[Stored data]
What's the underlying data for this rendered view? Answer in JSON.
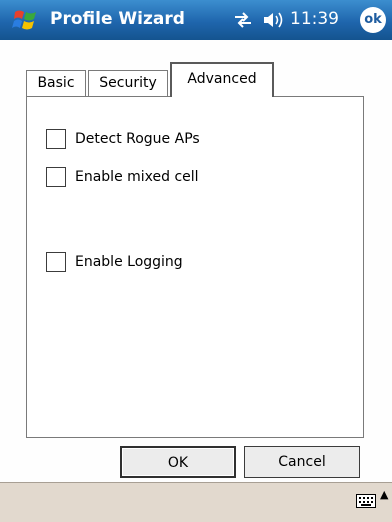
{
  "title_bar": {
    "app_name": "Profile Wizard",
    "time": "11:39",
    "ok_label": "ok",
    "icons": [
      "windows-start-icon",
      "connectivity-icon",
      "volume-icon",
      "ok-icon"
    ]
  },
  "tabs": [
    {
      "label": "Basic",
      "selected": false
    },
    {
      "label": "Security",
      "selected": false
    },
    {
      "label": "Advanced",
      "selected": true
    }
  ],
  "options": [
    {
      "label": "Detect Rogue APs",
      "checked": false
    },
    {
      "label": "Enable mixed cell",
      "checked": false
    },
    {
      "label": "Enable Logging",
      "checked": false
    }
  ],
  "buttons": {
    "ok": "OK",
    "cancel": "Cancel"
  },
  "taskbar": {
    "icons": [
      "keyboard-icon",
      "input-menu-arrow-icon"
    ]
  },
  "colors": {
    "title_bar": "#1f66ad",
    "taskbar": "#e2d9ce",
    "panel_border": "#7a7a7a"
  }
}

What the exercise asks: Skip the pictures, then retype every line above exactly.

Exercise response:
What's the underlying data for this rendered view? Answer in JSON.
{
  "title_bar": {
    "app_name": "Profile Wizard",
    "time": "11:39",
    "ok_label": "ok",
    "icons": [
      "windows-start-icon",
      "connectivity-icon",
      "volume-icon",
      "ok-icon"
    ]
  },
  "tabs": [
    {
      "label": "Basic",
      "selected": false
    },
    {
      "label": "Security",
      "selected": false
    },
    {
      "label": "Advanced",
      "selected": true
    }
  ],
  "options": [
    {
      "label": "Detect Rogue APs",
      "checked": false
    },
    {
      "label": "Enable mixed cell",
      "checked": false
    },
    {
      "label": "Enable Logging",
      "checked": false
    }
  ],
  "buttons": {
    "ok": "OK",
    "cancel": "Cancel"
  },
  "taskbar": {
    "icons": [
      "keyboard-icon",
      "input-menu-arrow-icon"
    ]
  },
  "colors": {
    "title_bar": "#1f66ad",
    "taskbar": "#e2d9ce",
    "panel_border": "#7a7a7a"
  }
}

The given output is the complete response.